--- START DATASET ROWS ---
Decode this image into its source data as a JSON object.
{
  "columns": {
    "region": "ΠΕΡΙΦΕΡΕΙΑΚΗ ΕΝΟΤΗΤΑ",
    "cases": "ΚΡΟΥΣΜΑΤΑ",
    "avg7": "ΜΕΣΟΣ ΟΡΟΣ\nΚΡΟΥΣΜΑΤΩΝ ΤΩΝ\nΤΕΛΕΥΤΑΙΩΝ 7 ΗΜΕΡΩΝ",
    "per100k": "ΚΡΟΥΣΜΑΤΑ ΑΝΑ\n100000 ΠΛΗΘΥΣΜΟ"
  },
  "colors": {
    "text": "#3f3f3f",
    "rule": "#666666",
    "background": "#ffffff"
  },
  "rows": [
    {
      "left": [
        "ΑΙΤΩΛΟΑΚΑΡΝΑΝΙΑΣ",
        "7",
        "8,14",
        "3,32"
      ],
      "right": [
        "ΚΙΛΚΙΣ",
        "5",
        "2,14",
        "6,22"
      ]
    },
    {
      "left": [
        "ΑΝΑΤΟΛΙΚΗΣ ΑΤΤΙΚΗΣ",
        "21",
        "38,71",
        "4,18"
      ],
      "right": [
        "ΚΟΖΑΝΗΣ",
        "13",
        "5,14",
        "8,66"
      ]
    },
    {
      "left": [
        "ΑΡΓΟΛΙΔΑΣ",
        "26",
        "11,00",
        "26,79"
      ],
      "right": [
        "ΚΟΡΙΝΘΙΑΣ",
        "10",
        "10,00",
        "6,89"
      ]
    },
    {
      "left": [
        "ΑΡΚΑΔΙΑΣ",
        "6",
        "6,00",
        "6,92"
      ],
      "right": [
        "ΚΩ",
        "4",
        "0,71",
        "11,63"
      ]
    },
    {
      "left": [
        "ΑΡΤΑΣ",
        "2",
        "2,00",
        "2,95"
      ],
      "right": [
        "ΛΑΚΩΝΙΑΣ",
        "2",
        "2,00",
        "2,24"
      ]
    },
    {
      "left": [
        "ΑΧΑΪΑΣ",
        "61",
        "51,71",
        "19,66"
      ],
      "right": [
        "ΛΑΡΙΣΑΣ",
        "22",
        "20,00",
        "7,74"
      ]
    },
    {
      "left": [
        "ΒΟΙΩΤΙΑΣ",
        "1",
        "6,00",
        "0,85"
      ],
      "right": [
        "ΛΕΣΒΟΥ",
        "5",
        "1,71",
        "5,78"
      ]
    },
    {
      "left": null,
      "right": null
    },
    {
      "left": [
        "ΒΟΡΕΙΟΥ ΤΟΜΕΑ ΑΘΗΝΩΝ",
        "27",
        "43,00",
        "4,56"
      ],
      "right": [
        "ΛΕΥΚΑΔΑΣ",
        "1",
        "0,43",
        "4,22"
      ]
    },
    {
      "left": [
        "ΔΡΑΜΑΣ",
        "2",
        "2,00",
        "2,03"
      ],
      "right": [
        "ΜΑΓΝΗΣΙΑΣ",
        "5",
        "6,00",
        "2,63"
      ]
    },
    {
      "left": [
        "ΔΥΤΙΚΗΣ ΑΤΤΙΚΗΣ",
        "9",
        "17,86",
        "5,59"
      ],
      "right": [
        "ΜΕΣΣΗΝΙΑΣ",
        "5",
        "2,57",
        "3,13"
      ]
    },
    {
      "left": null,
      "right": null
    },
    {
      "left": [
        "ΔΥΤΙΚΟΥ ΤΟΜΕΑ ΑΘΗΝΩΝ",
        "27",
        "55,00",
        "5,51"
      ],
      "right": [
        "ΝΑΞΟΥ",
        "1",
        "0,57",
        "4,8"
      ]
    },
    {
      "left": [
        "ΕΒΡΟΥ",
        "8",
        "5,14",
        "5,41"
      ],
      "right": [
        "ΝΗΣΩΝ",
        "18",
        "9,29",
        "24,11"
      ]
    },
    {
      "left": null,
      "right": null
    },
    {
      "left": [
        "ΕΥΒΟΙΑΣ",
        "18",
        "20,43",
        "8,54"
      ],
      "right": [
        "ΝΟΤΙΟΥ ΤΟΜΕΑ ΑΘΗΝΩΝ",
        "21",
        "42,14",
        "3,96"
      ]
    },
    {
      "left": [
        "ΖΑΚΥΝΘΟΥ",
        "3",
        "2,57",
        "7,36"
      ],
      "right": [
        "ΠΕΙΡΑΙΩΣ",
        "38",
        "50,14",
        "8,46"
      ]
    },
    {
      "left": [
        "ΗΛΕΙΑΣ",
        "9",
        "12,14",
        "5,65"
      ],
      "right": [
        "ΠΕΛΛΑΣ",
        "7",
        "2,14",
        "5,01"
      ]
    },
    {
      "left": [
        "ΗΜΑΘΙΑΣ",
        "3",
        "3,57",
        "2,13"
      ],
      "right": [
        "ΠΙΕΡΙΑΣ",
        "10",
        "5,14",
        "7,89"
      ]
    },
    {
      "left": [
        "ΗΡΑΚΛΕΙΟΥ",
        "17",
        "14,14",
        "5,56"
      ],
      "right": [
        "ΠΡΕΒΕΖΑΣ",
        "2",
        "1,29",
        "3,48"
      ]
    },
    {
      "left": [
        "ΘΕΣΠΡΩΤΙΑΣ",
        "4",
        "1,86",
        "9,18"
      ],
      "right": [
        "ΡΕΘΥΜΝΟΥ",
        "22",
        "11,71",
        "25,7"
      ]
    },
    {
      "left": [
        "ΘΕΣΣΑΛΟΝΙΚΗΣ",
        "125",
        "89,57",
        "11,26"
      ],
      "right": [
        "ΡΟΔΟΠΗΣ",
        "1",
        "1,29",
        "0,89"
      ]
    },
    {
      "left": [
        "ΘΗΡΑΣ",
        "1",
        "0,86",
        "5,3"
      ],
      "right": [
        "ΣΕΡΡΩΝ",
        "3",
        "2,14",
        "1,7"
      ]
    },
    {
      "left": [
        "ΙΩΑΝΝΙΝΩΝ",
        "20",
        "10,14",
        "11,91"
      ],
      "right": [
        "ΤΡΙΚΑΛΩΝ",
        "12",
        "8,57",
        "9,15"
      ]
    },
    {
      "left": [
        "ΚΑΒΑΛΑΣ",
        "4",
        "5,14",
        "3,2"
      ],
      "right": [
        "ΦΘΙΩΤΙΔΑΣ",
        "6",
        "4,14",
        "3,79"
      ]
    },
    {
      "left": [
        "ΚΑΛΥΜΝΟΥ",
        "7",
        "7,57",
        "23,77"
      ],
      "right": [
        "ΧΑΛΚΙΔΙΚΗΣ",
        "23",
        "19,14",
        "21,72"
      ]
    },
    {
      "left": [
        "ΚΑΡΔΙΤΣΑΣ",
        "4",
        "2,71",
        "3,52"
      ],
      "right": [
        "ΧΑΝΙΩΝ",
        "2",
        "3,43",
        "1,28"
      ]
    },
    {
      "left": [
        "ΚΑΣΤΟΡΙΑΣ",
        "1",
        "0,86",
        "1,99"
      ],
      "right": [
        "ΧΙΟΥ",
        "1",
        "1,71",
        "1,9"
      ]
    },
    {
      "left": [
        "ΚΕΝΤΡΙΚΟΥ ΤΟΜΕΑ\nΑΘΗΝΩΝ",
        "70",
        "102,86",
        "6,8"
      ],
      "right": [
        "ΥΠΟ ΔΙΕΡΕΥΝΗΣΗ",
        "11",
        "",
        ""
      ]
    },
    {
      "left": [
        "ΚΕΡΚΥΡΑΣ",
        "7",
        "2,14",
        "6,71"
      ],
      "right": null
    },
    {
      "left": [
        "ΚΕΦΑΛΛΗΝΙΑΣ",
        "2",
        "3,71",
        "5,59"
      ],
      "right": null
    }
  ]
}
--- END DATASET ROWS ---
— DO THIS —
Wherever "ΑΤΤΙΚΗΣ" shows up in a line, copy that line.

— WRITTEN SOLUTION —
        "ΑΝΑΤΟΛΙΚΗΣ ΑΤΤΙΚΗΣ",
        "ΔΥΤΙΚΗΣ ΑΤΤΙΚΗΣ",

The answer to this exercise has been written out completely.